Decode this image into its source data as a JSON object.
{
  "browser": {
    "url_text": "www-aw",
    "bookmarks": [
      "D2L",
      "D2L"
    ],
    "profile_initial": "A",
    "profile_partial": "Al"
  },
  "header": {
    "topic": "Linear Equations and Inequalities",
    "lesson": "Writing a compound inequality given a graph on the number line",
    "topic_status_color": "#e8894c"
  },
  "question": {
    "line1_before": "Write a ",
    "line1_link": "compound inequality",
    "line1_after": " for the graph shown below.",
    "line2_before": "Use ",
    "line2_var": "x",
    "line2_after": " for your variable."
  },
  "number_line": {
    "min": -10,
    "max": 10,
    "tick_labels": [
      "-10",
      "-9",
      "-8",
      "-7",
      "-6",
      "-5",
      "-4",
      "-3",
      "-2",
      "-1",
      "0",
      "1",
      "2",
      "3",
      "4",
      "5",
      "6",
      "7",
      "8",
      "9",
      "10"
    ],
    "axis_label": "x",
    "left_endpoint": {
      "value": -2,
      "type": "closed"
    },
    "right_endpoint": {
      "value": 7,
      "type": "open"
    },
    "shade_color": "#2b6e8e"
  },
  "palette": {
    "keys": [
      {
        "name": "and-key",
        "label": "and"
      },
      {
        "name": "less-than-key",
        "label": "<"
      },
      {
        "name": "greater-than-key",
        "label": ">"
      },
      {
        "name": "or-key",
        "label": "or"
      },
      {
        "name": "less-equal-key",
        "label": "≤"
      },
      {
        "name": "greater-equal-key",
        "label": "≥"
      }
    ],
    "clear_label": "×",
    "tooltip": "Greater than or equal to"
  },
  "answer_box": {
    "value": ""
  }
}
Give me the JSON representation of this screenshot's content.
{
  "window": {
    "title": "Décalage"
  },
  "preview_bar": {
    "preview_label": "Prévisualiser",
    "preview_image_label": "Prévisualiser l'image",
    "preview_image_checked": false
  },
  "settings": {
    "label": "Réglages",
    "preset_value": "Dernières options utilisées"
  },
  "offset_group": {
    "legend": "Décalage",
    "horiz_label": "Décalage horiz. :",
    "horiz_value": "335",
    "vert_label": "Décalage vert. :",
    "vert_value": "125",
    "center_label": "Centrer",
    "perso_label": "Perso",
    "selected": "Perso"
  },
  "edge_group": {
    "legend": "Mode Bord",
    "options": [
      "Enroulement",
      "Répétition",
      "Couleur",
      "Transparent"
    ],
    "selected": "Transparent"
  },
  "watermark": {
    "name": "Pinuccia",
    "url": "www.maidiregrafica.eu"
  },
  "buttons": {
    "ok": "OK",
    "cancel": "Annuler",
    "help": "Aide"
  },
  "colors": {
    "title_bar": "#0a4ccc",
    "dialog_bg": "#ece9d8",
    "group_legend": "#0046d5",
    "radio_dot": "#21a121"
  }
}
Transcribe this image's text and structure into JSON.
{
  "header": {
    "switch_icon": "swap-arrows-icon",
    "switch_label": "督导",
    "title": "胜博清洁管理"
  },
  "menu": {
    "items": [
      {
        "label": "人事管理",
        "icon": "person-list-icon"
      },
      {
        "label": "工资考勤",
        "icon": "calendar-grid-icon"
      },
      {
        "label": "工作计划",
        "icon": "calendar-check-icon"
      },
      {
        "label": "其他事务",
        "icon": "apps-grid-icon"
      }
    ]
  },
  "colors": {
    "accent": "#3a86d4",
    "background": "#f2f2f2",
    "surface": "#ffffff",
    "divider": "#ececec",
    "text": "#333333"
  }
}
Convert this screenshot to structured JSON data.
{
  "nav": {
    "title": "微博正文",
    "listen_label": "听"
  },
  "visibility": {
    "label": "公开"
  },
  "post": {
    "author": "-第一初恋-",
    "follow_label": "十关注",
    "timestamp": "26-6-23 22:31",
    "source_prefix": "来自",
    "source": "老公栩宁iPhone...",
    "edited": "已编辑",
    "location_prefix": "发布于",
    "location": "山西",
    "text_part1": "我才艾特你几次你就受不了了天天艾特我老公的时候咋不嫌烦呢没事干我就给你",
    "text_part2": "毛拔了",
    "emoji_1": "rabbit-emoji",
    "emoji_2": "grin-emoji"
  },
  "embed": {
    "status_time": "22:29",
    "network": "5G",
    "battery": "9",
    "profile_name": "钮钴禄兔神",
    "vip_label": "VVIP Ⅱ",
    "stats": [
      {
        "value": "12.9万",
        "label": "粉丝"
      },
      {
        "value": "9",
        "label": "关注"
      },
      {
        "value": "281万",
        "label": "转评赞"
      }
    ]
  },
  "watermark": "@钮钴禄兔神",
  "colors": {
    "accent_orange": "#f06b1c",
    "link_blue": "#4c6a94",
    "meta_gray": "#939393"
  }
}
------------------------------------------------------------
Your task is to reproduce the whole listing exactly.

Decode this image into its source data as a JSON object.
{
  "browser": {
    "url_text": "www-aw",
    "bookmarks": [
      "D2L",
      "D2L"
    ],
    "profile_initial": "A",
    "profile_partial": "Al"
  },
  "header": {
    "topic": "Linear Equations and Inequalities",
    "lesson": "Writing a compound inequality given a graph on the number line",
    "topic_status_color": "#e8894c"
  },
  "question": {
    "line1_before": "Write a ",
    "line1_link": "compound inequality",
    "line1_after": " for the graph shown below.",
    "line2_before": "Use ",
    "line2_var": "x",
    "line2_after": " for your variable."
  },
  "number_line": {
    "min": -10,
    "max": 10,
    "tick_labels": [
      "-10",
      "-9",
      "-8",
      "-7",
      "-6",
      "-5",
      "-4",
      "-3",
      "-2",
      "-1",
      "0",
      "1",
      "2",
      "3",
      "4",
      "5",
      "6",
      "7",
      "8",
      "9",
      "10"
    ],
    "axis_label": "x",
    "left_endpoint": {
      "value": -2,
      "type": "closed"
    },
    "right_endpoint": {
      "value": 7,
      "type": "open"
    },
    "shade_color": "#2b6e8e"
  },
  "palette": {
    "keys": [
      {
        "name": "and-key",
        "label": "and"
      },
      {
        "name": "less-than-key",
        "label": "<"
      },
      {
        "name": "greater-than-key",
        "label": ">"
      },
      {
        "name": "or-key",
        "label": "or"
      },
      {
        "name": "less-equal-key",
        "label": "≤"
      },
      {
        "name": "greater-equal-key",
        "label": "≥"
      }
    ],
    "clear_label": "×",
    "tooltip": "Greater than or equal to"
  },
  "answer_box": {
    "value": ""
  }
}
Give me the JSON representation of this screenshot's content.
{
  "window": {
    "title": "Décalage"
  },
  "preview_bar": {
    "preview_label": "Prévisualiser",
    "preview_image_label": "Prévisualiser l'image",
    "preview_image_checked": false
  },
  "settings": {
    "label": "Réglages",
    "preset_value": "Dernières options utilisées"
  },
  "offset_group": {
    "legend": "Décalage",
    "horiz_label": "Décalage horiz. :",
    "horiz_value": "335",
    "vert_label": "Décalage vert. :",
    "vert_value": "125",
    "center_label": "Centrer",
    "perso_label": "Perso",
    "selected": "Perso"
  },
  "edge_group": {
    "legend": "Mode Bord",
    "options": [
      "Enroulement",
      "Répétition",
      "Couleur",
      "Transparent"
    ],
    "selected": "Transparent"
  },
  "watermark": {
    "name": "Pinuccia",
    "url": "www.maidiregrafica.eu"
  },
  "buttons": {
    "ok": "OK",
    "cancel": "Annuler",
    "help": "Aide"
  },
  "colors": {
    "title_bar": "#0a4ccc",
    "dialog_bg": "#ece9d8",
    "group_legend": "#0046d5",
    "radio_dot": "#21a121"
  }
}
Transcribe this image's text and structure into JSON.
{
  "header": {
    "switch_icon": "swap-arrows-icon",
    "switch_label": "督导",
    "title": "胜博清洁管理"
  },
  "menu": {
    "items": [
      {
        "label": "人事管理",
        "icon": "person-list-icon"
      },
      {
        "label": "工资考勤",
        "icon": "calendar-grid-icon"
      },
      {
        "label": "工作计划",
        "icon": "calendar-check-icon"
      },
      {
        "label": "其他事务",
        "icon": "apps-grid-icon"
      }
    ]
  },
  "colors": {
    "accent": "#3a86d4",
    "background": "#f2f2f2",
    "surface": "#ffffff",
    "divider": "#ececec",
    "text": "#333333"
  }
}
Convert this screenshot to structured JSON data.
{
  "nav": {
    "title": "微博正文",
    "listen_label": "听"
  },
  "visibility": {
    "label": "公开"
  },
  "post": {
    "author": "-第一初恋-",
    "follow_label": "十关注",
    "timestamp": "26-6-23 22:31",
    "source_prefix": "来自",
    "source": "老公栩宁iPhone...",
    "edited": "已编辑",
    "location_prefix": "发布于",
    "location": "山西",
    "text_part1": "我才艾特你几次你就受不了了天天艾特我老公的时候咋不嫌烦呢没事干我就给你",
    "text_part2": "毛拔了",
    "emoji_1": "rabbit-emoji",
    "emoji_2": "grin-emoji"
  },
  "embed": {
    "status_time": "22:29",
    "network": "5G",
    "battery": "9",
    "profile_name": "钮钴禄兔神",
    "vip_label": "VVIP Ⅱ",
    "stats": [
      {
        "value": "12.9万",
        "label": "粉丝"
      },
      {
        "value": "9",
        "label": "关注"
      },
      {
        "value": "281万",
        "label": "转评赞"
      }
    ]
  },
  "watermark": "@钮钴禄兔神",
  "colors": {
    "accent_orange": "#f06b1c",
    "link_blue": "#4c6a94",
    "meta_gray": "#939393"
  }
}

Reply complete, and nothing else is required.